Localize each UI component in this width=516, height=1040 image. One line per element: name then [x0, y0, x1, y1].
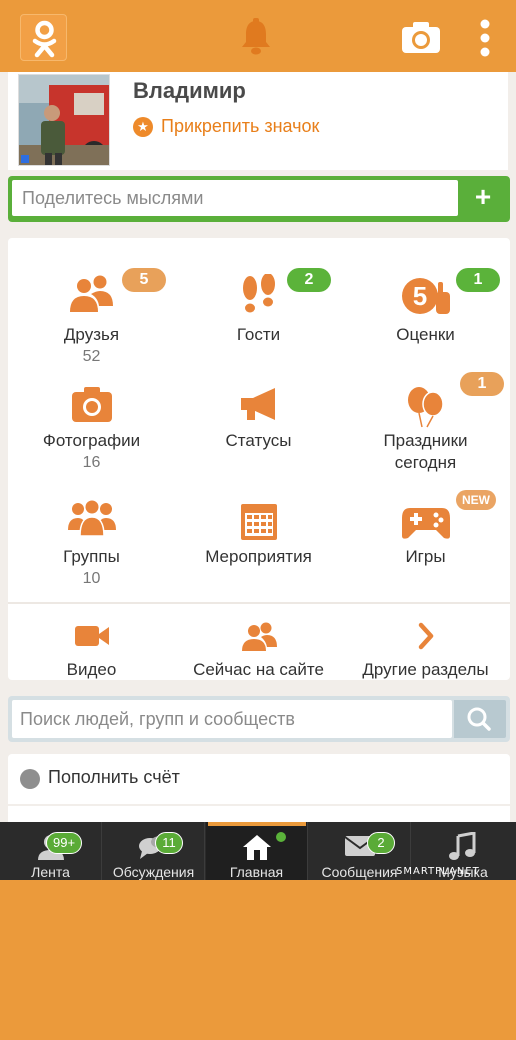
- home-icon: [206, 832, 307, 862]
- attach-badge-label: Прикрепить значок: [161, 116, 320, 136]
- grid-item-statuses[interactable]: Статусы: [175, 372, 342, 482]
- home-label: Главная: [229, 864, 284, 880]
- grid-item-games[interactable]: NEW Игры: [342, 490, 509, 600]
- online-users-icon: [175, 622, 342, 652]
- share-thoughts-input[interactable]: [12, 180, 458, 216]
- sections-grid: 5 Друзья 52 2 Гости 5 1 Оценки Фотографи…: [8, 238, 510, 680]
- add-post-button[interactable]: +: [460, 180, 506, 216]
- games-label: Игры: [405, 547, 446, 566]
- video-icon: [8, 622, 175, 652]
- grid-item-photos[interactable]: Фотографии 16: [8, 372, 175, 482]
- quick-link-online-now[interactable]: Сейчас на сайте: [175, 622, 342, 680]
- holidays-label-today: сегодня: [394, 453, 457, 472]
- avatar[interactable]: [18, 74, 110, 166]
- megaphone-icon: [175, 384, 342, 434]
- nav-item-discussions[interactable]: 11 Обсуждения: [103, 822, 205, 880]
- share-thoughts-bar: +: [8, 176, 510, 222]
- guests-label: Гости: [236, 325, 281, 344]
- star-icon: ★: [133, 116, 153, 137]
- music-icon: [412, 832, 514, 862]
- grid-item-friends[interactable]: 5 Друзья 52: [8, 252, 175, 365]
- chevron-right-icon: [342, 622, 509, 652]
- home-online-dot: [276, 832, 286, 842]
- active-tab-indicator: [208, 822, 306, 826]
- svg-text:5: 5: [412, 281, 426, 311]
- nav-item-home[interactable]: Главная: [206, 822, 308, 880]
- holidays-label: Праздники: [383, 431, 468, 450]
- photo-icon: [8, 384, 175, 434]
- friends-label: Друзья: [63, 325, 120, 344]
- photos-label: Фотографии: [42, 431, 141, 450]
- status-dot: [21, 155, 29, 163]
- attach-badge-link[interactable]: ★ Прикрепить значок: [133, 116, 319, 137]
- grid-item-guests[interactable]: 2 Гости: [175, 252, 342, 362]
- friends-badge: 5: [122, 268, 166, 292]
- search-button[interactable]: [454, 700, 506, 738]
- bell-icon[interactable]: [238, 18, 274, 56]
- feed-label: Лента: [31, 864, 70, 880]
- messages-icon: [309, 832, 410, 862]
- search-icon: [467, 707, 491, 731]
- photos-count: 16: [82, 454, 101, 471]
- statuses-label: Статусы: [225, 431, 292, 450]
- ratings-label: Оценки: [396, 325, 455, 344]
- user-name[interactable]: Владимир: [133, 78, 246, 104]
- games-new-badge: NEW: [456, 490, 496, 510]
- nav-item-feed[interactable]: 99+ Лента: [0, 822, 102, 880]
- online-now-label: Сейчас на сайте: [193, 660, 324, 679]
- screen: Владимир ★ Прикрепить значок + 5 Друзья …: [0, 0, 516, 880]
- quick-link-video[interactable]: Видео: [8, 622, 175, 680]
- calendar-icon: [175, 502, 342, 552]
- search-input[interactable]: [12, 700, 452, 738]
- events-label: Мероприятия: [205, 547, 312, 566]
- overflow-menu-icon[interactable]: [478, 18, 492, 58]
- watermark: SMARTPLANET: [396, 866, 480, 877]
- grid-divider: [8, 602, 510, 604]
- grid-item-holidays[interactable]: 1 Праздники сегодня: [342, 372, 509, 482]
- top-up-label: Пополнить счёт: [48, 767, 180, 787]
- discussions-icon: [103, 832, 204, 862]
- feed-badge: 99+: [46, 832, 83, 854]
- odnoklassniki-logo-icon[interactable]: [20, 14, 67, 61]
- search-bar: [8, 696, 510, 742]
- messages-label: Сообщения: [321, 864, 398, 880]
- quick-link-other-sections[interactable]: Другие разделы: [342, 622, 509, 680]
- profile-card: Владимир ★ Прикрепить значок: [8, 72, 508, 170]
- guests-badge: 2: [287, 268, 331, 292]
- friends-count: 52: [82, 348, 101, 365]
- grid-item-ratings[interactable]: 5 1 Оценки: [342, 252, 509, 362]
- messages-badge: 2: [367, 832, 395, 854]
- grid-item-groups[interactable]: Группы 10: [8, 490, 175, 600]
- grid-item-events[interactable]: Мероприятия: [175, 490, 342, 600]
- holidays-badge: 1: [460, 372, 504, 396]
- top-up-balance-item[interactable]: Пополнить счёт: [8, 754, 510, 804]
- coins-icon: [20, 769, 40, 789]
- other-sections-label: Другие разделы: [362, 660, 489, 679]
- groups-icon: [8, 500, 175, 550]
- groups-label: Группы: [63, 547, 120, 566]
- video-label: Видео: [66, 660, 117, 679]
- camera-icon[interactable]: [401, 20, 441, 54]
- discussions-badge: 11: [155, 832, 183, 854]
- discussions-label: Обсуждения: [112, 864, 195, 880]
- groups-count: 10: [82, 570, 101, 587]
- ratings-badge: 1: [456, 268, 500, 292]
- top-bar: [0, 0, 516, 72]
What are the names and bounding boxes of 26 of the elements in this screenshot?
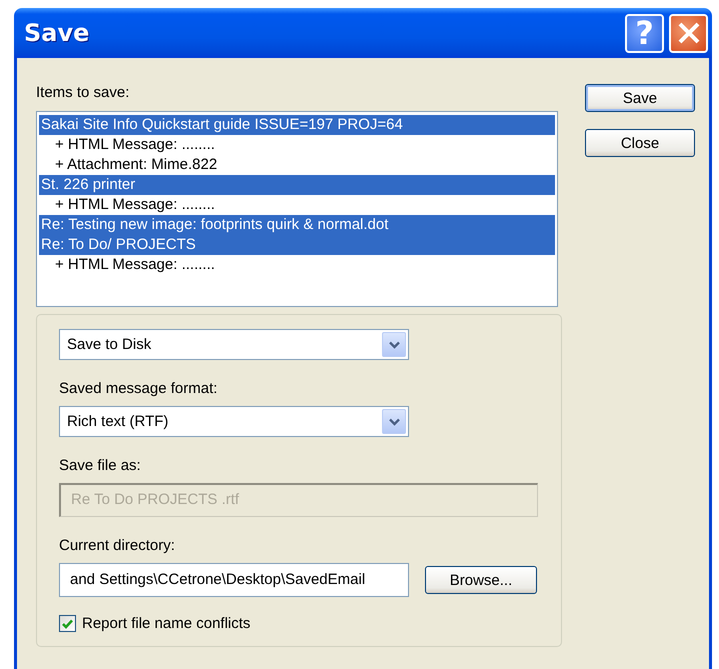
field-label: Save file as: (59, 457, 142, 475)
list-item[interactable]: St. 226 printer (39, 175, 555, 195)
list-item[interactable]: + HTML Message: ........ (39, 135, 555, 155)
list-item[interactable]: Sakai Site Info Quickstart guide ISSUE=197 PROJ=64 (39, 115, 555, 135)
close-icon (676, 21, 700, 45)
checkbox[interactable] (59, 615, 76, 632)
dropdown[interactable]: Rich text (RTF) (59, 406, 409, 437)
input-field[interactable]: and Settings\CCetrone\Desktop\SavedEmail (59, 563, 409, 597)
list-item[interactable]: + Attachment: Mime.822 (39, 155, 555, 175)
list-item[interactable]: Re: Testing new image: footprints quirk & normal.dot (39, 215, 555, 235)
field-label: Saved message format: (59, 380, 218, 398)
window-title: Save (24, 19, 90, 47)
field-label: Items to save: (36, 84, 130, 102)
check-icon (62, 618, 73, 628)
dialog-button[interactable]: Close (585, 129, 695, 157)
close-button[interactable] (669, 14, 708, 52)
list-item[interactable]: Re: To Do/ PROJECTS (39, 235, 555, 255)
chevron-down-icon (388, 418, 400, 426)
dialog-button[interactable]: Save (585, 84, 695, 112)
list-item[interactable]: + HTML Message: ........ (39, 255, 555, 275)
checkbox-label: Report file name conflicts (82, 615, 250, 632)
chevron-down-icon (388, 340, 400, 348)
dropdown[interactable]: Save to Disk (59, 329, 409, 360)
field-label: Current directory: (59, 537, 176, 555)
browse-button[interactable]: Browse... (425, 566, 537, 594)
list-item[interactable]: + HTML Message: ........ (39, 195, 555, 215)
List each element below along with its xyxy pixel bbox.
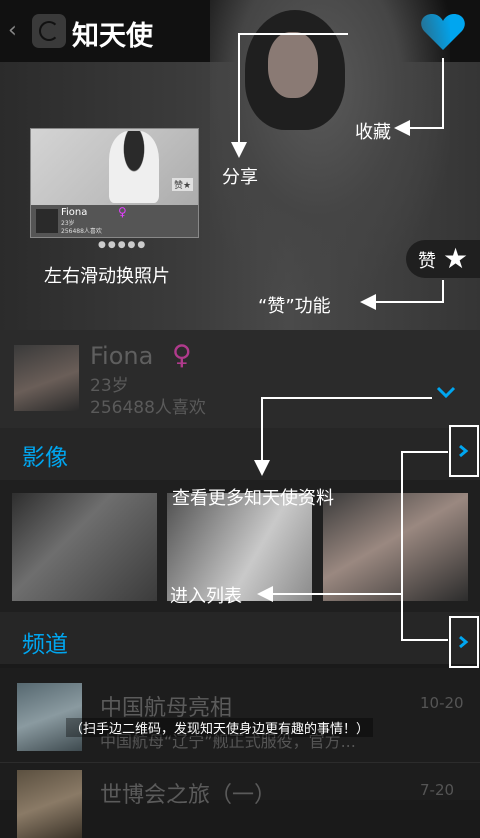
preview-like-badge: 赞★ (172, 178, 194, 191)
chevron-left-icon[interactable]: ‹ (8, 18, 17, 43)
channels-section-title: 频道 (22, 632, 68, 658)
channel-thumbnail[interactable] (17, 683, 82, 751)
photo-thumbnail[interactable] (323, 493, 468, 601)
scan-tip: （扫手边二维码，发现知天使身边更有趣的事情！） (66, 718, 374, 737)
chevron-right-icon[interactable] (449, 425, 479, 477)
preview-avatar (36, 209, 58, 233)
chevron-down-icon[interactable] (436, 386, 456, 400)
favorite-tip: 收藏 (355, 122, 391, 143)
profile-name: Fiona (90, 342, 154, 370)
preview-photo (109, 131, 159, 203)
female-icon: ♀ (172, 340, 192, 371)
preview-likes: 256488人喜欢 (61, 228, 102, 235)
chevron-right-icon[interactable] (449, 616, 479, 668)
photos-section-title: 影像 (22, 445, 68, 471)
photo-thumbnail[interactable] (12, 493, 157, 601)
channels-section-header[interactable] (0, 612, 480, 664)
preview-gender-icon: ♀ (118, 205, 127, 219)
swipe-tip: 左右滑动换照片 (44, 266, 170, 287)
app-logo-icon (32, 14, 66, 48)
divider (0, 762, 480, 763)
channel-title[interactable]: 世博会之旅（一） (100, 777, 276, 809)
like-label: 赞 (418, 251, 436, 272)
preview-page-dots: ●●●●● (98, 240, 148, 250)
hero-face (268, 32, 318, 98)
photos-section-header[interactable] (0, 428, 480, 480)
channel-date: 10-20 (420, 694, 464, 712)
page-title: 知天使 (72, 21, 153, 52)
more-info-tip: 查看更多知天使资料 (172, 488, 334, 509)
enter-list-tip: 进入列表 (170, 586, 242, 607)
star-icon: ★ (443, 242, 469, 275)
channel-date: 7-20 (420, 781, 455, 799)
avatar (14, 345, 79, 411)
share-tip: 分享 (222, 167, 258, 188)
like-tip: “赞”功能 (258, 296, 331, 317)
preview-name: Fiona (61, 207, 88, 218)
profile-likes: 256488人喜欢 (90, 398, 206, 418)
channel-thumbnail[interactable] (17, 770, 82, 838)
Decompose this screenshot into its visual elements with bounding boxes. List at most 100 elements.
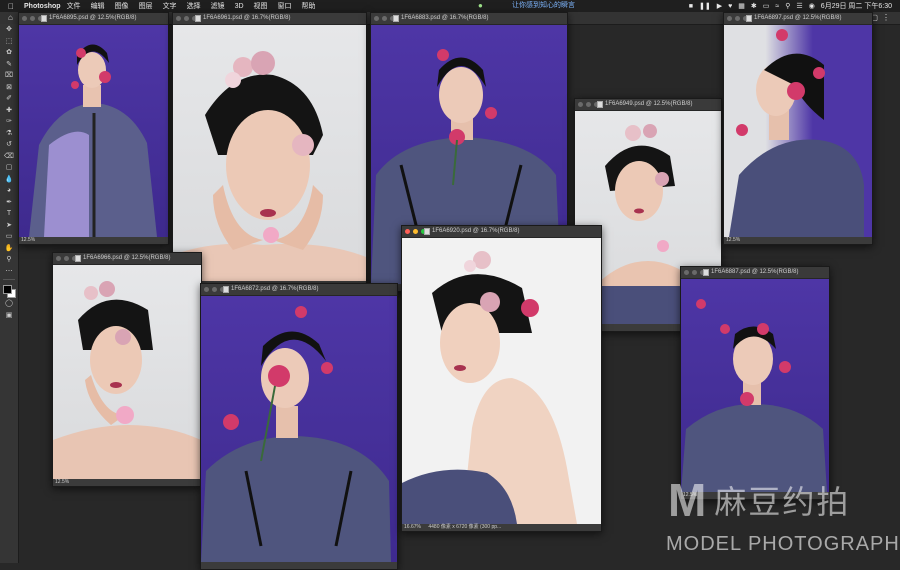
menu-edit[interactable]: 编辑	[91, 1, 105, 11]
psd-file-icon	[703, 269, 709, 276]
window-titlebar[interactable]: 1F6A6872.psd @ 16.7%(RGB/8)	[201, 284, 397, 296]
gradient-tool-icon[interactable]: ▢	[2, 162, 16, 174]
search-icon[interactable]: ⚲	[785, 2, 790, 10]
window-controls[interactable]	[374, 16, 395, 21]
crop-tool-icon[interactable]: ⌧	[2, 70, 16, 82]
document-size-info[interactable]: 4480 像素 x 6720 像素 (300 pp...	[428, 524, 501, 530]
zoom-level[interactable]: 12.5%	[726, 237, 740, 244]
lasso-tool-icon[interactable]: ✿	[2, 47, 16, 59]
photo-canvas[interactable]	[724, 25, 872, 237]
photo-canvas[interactable]	[19, 25, 168, 237]
menu-select[interactable]: 选择	[187, 1, 201, 11]
more-tools-icon[interactable]: ⋯	[2, 266, 16, 278]
window-controls[interactable]	[405, 229, 426, 234]
window-titlebar[interactable]: 1F6A6920.psd @ 16.7%(RGB/8)	[402, 226, 601, 238]
window-controls[interactable]	[578, 102, 599, 107]
document-window[interactable]: 1F6A6897.psd @ 12.5%(RGB/8) 12.5%	[723, 12, 873, 245]
color-swatches[interactable]	[2, 284, 16, 298]
rectangle-tool-icon[interactable]: ▭	[2, 231, 16, 243]
healing-tool-icon[interactable]: ✚	[2, 105, 16, 117]
document-window-active[interactable]: 1F6A6920.psd @ 16.7%(RGB/8) 16.67% 4480 …	[401, 225, 602, 532]
control-center-icon[interactable]: ☰	[796, 2, 802, 10]
apple-icon[interactable]: 	[6, 2, 16, 11]
zoom-level[interactable]: 12.5%	[21, 237, 35, 244]
brush-tool-icon[interactable]: ✑	[2, 116, 16, 128]
pause-icon[interactable]: ❚❚	[699, 2, 711, 10]
window-titlebar[interactable]: 1F6A6883.psd @ 16.7%(RGB/8)	[371, 13, 567, 25]
window-titlebar[interactable]: 1F6A6966.psd @ 12.5%(RGB/8)	[53, 253, 201, 265]
zoom-tool-icon[interactable]: ⚲	[2, 254, 16, 266]
window-controls[interactable]	[176, 16, 197, 21]
document-title: 1F6A6887.psd @ 12.5%(RGB/8)	[711, 269, 799, 275]
stamp-tool-icon[interactable]: ⚗	[2, 128, 16, 140]
eyedropper-tool-icon[interactable]: ✐	[2, 93, 16, 105]
quick-mask-icon[interactable]: ◯	[2, 298, 16, 310]
menu-window[interactable]: 窗口	[278, 1, 292, 11]
wechat-icon[interactable]: ●	[478, 1, 490, 11]
foreground-color-swatch[interactable]	[3, 285, 12, 294]
zoom-level[interactable]: 12.5%	[55, 479, 69, 486]
clock[interactable]: 6月29日 周二 下午6:30	[821, 1, 892, 11]
bluetooth-icon[interactable]: ✱	[751, 2, 757, 10]
home-icon[interactable]: ⌂	[8, 12, 13, 24]
menu-filter[interactable]: 滤镜	[211, 1, 225, 11]
hand-tool-icon[interactable]: ✋	[2, 243, 16, 255]
divider	[3, 279, 15, 280]
path-select-tool-icon[interactable]: ➤	[2, 220, 16, 232]
heart-icon[interactable]: ♥	[728, 3, 732, 10]
photo-canvas[interactable]	[681, 279, 829, 492]
status-tip[interactable]: 让你感到知心的瞬言	[512, 0, 575, 12]
pen-tool-icon[interactable]: ✒	[2, 197, 16, 209]
window-controls[interactable]	[727, 16, 748, 21]
menu-file[interactable]: 文件	[67, 1, 81, 11]
photo-canvas[interactable]	[173, 25, 366, 281]
grid-icon[interactable]: ▦	[738, 2, 745, 10]
watermark-logo: M 麻豆约拍	[668, 474, 850, 526]
document-window[interactable]: 1F6A6961.psd @ 16.7%(RGB/8)	[172, 12, 367, 289]
menu-3d[interactable]: 3D	[235, 3, 244, 10]
eraser-tool-icon[interactable]: ⌫	[2, 151, 16, 163]
photo-canvas[interactable]	[402, 238, 601, 524]
move-tool-icon[interactable]: ✥	[2, 24, 16, 36]
document-window[interactable]: 1F6A6966.psd @ 12.5%(RGB/8) 12.5%	[52, 252, 202, 487]
menu-help[interactable]: 帮助	[302, 1, 316, 11]
stop-icon[interactable]: ■	[689, 3, 693, 10]
menu-layer[interactable]: 图层	[139, 1, 153, 11]
marquee-tool-icon[interactable]: ⬚	[2, 36, 16, 48]
battery-icon[interactable]: ▭	[763, 2, 770, 10]
document-title: 1F6A6949.psd @ 12.5%(RGB/8)	[605, 101, 693, 107]
portrait-photo	[402, 251, 577, 524]
workspace-icons[interactable]: ▢⋮	[870, 12, 894, 24]
window-controls[interactable]	[204, 287, 225, 292]
window-titlebar[interactable]: 1F6A6897.psd @ 12.5%(RGB/8)	[724, 13, 872, 25]
document-window[interactable]: 1F6A6887.psd @ 12.5%(RGB/8) 12.5%	[680, 266, 830, 500]
zoom-level[interactable]: 16.67%	[404, 524, 421, 530]
wifi-icon[interactable]: ≈	[775, 3, 779, 10]
menu-image[interactable]: 图像	[115, 1, 129, 11]
window-titlebar[interactable]: 1F6A6887.psd @ 12.5%(RGB/8)	[681, 267, 829, 279]
document-window[interactable]: 1F6A6872.psd @ 16.7%(RGB/8)	[200, 283, 398, 570]
siri-icon[interactable]: ◉	[809, 2, 815, 10]
menu-type[interactable]: 文字	[163, 1, 177, 11]
photo-canvas[interactable]	[53, 265, 201, 479]
quick-select-tool-icon[interactable]: ✎	[2, 59, 16, 71]
app-menu[interactable]: Photoshop	[24, 3, 61, 10]
screen-mode-icon[interactable]: ▣	[2, 310, 16, 322]
play-icon[interactable]: ▶	[717, 2, 722, 10]
window-titlebar[interactable]: 1F6A6949.psd @ 12.5%(RGB/8)	[575, 99, 721, 111]
history-brush-tool-icon[interactable]: ↺	[2, 139, 16, 151]
photo-canvas[interactable]	[201, 296, 397, 562]
watermark-logo-letter: M	[668, 474, 707, 526]
frame-tool-icon[interactable]: ⊠	[2, 82, 16, 94]
menu-view[interactable]: 视图	[254, 1, 268, 11]
blur-tool-icon[interactable]: 💧	[2, 174, 16, 186]
window-titlebar[interactable]: 1F6A6961.psd @ 16.7%(RGB/8)	[173, 13, 366, 25]
dodge-tool-icon[interactable]: ◕	[2, 185, 16, 197]
window-titlebar[interactable]: 1F6A6895.psd @ 12.5%(RGB/8)	[19, 13, 168, 25]
type-tool-icon[interactable]: T	[2, 208, 16, 220]
document-window[interactable]: 1F6A6895.psd @ 12.5%(RGB/8) 12.5%	[18, 12, 169, 245]
window-controls[interactable]	[22, 16, 43, 21]
portrait-photo	[29, 44, 157, 237]
window-controls[interactable]	[684, 270, 705, 275]
window-controls[interactable]	[56, 256, 77, 261]
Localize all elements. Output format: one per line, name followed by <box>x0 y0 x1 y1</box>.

# Task requirements
Return, unchanged, the lines of the records from the one containing "preview-like-badge: 赞★ (172, 178, 194, 191)" through the one containing "female-icon: ♀ (172, 340, 192, 371)".

# Exercise output
preview-like-badge: 赞★ (172, 178, 194, 191)
chevron-left-icon[interactable]: ‹ (8, 18, 17, 43)
channels-section-title: 频道 (22, 632, 68, 658)
channel-thumbnail[interactable] (17, 683, 82, 751)
photo-thumbnail[interactable] (323, 493, 468, 601)
scan-tip: （扫手边二维码，发现知天使身边更有趣的事情！） (66, 718, 374, 737)
chevron-right-icon[interactable] (449, 425, 479, 477)
preview-avatar (36, 209, 58, 233)
chevron-down-icon[interactable] (436, 386, 456, 400)
favorite-tip: 收藏 (355, 122, 391, 143)
profile-name: Fiona (90, 342, 154, 370)
preview-photo (109, 131, 159, 203)
female-icon: ♀ (172, 340, 192, 371)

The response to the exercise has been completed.